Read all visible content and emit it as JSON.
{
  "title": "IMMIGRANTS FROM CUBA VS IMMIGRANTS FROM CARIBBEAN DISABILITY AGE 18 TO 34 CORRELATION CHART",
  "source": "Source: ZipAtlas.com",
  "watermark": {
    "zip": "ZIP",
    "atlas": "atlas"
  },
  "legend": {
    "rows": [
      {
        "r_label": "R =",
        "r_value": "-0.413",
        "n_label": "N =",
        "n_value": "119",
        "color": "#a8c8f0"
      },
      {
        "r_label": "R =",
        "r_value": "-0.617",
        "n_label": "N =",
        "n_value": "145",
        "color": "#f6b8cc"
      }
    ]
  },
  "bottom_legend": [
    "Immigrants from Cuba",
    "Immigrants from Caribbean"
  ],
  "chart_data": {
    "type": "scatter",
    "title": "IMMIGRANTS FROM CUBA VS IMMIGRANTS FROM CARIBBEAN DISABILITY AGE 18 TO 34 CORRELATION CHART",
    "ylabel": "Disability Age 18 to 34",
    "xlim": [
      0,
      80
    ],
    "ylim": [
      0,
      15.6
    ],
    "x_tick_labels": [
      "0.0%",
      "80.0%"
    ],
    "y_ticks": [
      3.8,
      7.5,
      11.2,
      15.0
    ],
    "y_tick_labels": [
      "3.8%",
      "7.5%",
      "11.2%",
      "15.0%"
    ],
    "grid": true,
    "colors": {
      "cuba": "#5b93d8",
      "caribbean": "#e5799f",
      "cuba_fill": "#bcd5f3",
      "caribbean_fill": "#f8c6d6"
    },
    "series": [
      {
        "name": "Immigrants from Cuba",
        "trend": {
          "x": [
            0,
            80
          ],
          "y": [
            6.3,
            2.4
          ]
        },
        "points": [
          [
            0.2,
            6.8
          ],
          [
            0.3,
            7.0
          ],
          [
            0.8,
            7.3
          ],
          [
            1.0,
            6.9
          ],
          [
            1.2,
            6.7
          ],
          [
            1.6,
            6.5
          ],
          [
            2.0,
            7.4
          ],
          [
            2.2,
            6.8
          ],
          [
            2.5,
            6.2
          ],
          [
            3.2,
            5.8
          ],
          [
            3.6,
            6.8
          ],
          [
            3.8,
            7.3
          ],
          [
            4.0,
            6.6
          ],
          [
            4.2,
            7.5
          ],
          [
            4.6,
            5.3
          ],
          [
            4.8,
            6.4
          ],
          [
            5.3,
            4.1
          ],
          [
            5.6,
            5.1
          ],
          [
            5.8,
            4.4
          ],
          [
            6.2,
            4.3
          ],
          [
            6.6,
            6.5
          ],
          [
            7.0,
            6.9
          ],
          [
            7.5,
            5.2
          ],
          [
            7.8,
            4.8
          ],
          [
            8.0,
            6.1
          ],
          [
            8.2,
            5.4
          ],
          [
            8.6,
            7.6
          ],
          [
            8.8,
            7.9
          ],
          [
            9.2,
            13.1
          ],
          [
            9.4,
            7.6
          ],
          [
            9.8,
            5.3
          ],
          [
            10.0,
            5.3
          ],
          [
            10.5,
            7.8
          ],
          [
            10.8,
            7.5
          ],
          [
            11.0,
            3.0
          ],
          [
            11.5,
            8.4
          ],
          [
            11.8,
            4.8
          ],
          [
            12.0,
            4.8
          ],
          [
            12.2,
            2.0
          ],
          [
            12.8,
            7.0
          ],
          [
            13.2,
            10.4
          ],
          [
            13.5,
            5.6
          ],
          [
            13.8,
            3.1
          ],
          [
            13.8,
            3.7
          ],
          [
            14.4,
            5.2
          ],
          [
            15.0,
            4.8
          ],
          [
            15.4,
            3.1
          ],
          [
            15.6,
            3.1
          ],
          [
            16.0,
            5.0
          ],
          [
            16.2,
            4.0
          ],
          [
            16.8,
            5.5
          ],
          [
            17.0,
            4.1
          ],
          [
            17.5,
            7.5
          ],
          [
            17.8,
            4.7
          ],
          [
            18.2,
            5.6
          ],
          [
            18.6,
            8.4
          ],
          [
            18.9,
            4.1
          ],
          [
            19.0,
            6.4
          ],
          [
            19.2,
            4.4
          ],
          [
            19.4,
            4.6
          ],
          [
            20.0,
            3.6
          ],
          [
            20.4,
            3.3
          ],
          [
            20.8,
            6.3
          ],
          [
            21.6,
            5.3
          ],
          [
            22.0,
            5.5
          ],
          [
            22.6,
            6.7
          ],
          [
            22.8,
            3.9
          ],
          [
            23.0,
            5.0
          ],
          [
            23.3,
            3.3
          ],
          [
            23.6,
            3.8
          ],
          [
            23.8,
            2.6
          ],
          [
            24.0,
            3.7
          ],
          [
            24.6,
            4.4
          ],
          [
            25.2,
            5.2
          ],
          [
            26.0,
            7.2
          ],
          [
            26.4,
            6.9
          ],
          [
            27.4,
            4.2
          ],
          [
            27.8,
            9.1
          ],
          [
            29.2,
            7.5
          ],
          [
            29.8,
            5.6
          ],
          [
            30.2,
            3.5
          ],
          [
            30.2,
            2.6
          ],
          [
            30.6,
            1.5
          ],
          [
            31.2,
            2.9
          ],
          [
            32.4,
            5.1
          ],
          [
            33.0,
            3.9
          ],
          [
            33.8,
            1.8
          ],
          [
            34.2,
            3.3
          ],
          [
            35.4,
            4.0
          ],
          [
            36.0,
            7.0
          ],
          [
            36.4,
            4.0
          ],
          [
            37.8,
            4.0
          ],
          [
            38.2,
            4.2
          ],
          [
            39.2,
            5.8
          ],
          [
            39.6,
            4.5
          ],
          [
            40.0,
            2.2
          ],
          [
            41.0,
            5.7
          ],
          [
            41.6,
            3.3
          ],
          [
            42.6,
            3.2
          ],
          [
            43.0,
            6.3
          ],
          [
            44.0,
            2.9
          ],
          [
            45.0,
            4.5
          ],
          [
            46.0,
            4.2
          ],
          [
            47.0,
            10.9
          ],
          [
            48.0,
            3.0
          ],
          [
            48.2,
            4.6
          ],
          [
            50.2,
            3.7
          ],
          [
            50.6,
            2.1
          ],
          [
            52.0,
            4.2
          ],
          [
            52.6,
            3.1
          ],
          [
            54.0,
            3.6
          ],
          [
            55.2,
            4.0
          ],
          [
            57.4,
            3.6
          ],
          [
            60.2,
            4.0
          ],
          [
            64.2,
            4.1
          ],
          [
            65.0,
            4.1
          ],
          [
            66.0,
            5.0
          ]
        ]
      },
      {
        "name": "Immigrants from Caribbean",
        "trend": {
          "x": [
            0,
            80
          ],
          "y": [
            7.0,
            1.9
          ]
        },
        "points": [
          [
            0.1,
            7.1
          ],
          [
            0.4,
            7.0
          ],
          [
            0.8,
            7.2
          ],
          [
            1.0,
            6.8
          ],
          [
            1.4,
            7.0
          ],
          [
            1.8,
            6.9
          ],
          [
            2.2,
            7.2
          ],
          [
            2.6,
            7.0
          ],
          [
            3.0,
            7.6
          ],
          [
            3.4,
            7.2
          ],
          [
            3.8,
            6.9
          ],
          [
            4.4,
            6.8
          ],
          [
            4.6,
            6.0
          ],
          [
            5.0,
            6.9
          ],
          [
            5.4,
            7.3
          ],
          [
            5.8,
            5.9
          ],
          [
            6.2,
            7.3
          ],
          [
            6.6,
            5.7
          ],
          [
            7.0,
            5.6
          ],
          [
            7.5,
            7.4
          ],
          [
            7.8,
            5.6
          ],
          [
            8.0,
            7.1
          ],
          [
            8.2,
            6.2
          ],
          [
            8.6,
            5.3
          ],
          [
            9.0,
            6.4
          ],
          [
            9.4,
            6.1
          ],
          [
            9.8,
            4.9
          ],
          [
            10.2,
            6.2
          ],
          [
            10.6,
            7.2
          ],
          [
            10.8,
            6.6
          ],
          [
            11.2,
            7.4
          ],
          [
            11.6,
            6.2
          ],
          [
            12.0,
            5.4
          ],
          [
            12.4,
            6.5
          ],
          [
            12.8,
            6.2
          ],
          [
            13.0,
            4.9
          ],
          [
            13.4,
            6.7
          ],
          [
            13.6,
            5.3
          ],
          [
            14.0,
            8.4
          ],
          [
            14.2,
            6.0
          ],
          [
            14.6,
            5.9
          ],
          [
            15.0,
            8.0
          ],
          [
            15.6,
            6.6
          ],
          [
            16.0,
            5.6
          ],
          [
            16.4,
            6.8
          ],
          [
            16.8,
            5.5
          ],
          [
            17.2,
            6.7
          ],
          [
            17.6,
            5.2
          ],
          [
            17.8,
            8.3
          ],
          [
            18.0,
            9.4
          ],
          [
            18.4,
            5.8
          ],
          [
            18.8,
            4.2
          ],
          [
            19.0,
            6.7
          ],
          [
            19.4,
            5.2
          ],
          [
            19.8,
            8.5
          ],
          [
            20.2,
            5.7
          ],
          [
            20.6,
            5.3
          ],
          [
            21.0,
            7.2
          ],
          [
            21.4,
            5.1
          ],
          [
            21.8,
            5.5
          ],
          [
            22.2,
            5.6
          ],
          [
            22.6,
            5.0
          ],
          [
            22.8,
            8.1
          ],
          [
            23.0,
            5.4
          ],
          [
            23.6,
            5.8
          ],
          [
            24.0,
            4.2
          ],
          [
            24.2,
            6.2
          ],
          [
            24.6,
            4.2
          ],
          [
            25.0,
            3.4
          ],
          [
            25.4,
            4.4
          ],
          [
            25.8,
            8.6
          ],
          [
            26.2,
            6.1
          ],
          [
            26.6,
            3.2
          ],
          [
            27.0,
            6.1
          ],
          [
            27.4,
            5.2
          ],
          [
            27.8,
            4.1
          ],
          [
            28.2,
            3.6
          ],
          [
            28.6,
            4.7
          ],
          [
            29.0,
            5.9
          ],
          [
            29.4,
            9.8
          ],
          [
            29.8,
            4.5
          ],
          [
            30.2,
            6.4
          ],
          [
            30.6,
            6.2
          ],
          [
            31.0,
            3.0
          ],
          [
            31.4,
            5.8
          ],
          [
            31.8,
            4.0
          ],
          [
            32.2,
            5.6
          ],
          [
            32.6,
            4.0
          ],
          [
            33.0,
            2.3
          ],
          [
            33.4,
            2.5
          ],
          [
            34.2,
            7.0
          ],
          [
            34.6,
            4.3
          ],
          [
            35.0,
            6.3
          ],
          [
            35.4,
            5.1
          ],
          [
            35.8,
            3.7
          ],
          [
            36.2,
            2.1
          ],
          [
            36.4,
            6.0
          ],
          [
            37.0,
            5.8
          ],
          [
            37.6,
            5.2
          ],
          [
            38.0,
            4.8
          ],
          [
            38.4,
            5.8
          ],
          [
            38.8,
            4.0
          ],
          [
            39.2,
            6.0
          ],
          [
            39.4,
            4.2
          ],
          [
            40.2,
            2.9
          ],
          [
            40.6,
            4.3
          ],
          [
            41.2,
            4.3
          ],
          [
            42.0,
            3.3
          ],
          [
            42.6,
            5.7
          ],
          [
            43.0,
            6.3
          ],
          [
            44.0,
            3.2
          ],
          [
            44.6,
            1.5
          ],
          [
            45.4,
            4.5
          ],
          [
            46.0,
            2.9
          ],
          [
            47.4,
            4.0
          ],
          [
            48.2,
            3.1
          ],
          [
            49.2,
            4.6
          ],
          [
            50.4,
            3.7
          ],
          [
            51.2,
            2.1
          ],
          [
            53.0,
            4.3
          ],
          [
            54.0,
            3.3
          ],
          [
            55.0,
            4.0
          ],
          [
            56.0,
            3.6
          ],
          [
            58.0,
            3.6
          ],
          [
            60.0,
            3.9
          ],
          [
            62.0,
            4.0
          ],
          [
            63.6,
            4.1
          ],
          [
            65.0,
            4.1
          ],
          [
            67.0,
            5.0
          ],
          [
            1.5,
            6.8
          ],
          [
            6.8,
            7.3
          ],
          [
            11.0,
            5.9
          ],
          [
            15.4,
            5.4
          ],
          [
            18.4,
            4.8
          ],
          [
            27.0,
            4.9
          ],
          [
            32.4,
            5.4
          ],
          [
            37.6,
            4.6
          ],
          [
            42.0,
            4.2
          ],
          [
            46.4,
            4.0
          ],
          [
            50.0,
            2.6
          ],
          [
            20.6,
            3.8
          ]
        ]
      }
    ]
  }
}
--*--
Scan the material above. Copy each line that holds the word "CORRELATION".

  "title": "IMMIGRANTS FROM CUBA VS IMMIGRANTS FROM CARIBBEAN DISABILITY AGE 18 TO 34 CORRELATION CHART",
    "title": "IMMIGRANTS FROM CUBA VS IMMIGRANTS FROM CARIBBEAN DISABILITY AGE 18 TO 34 CORRELATION CHART",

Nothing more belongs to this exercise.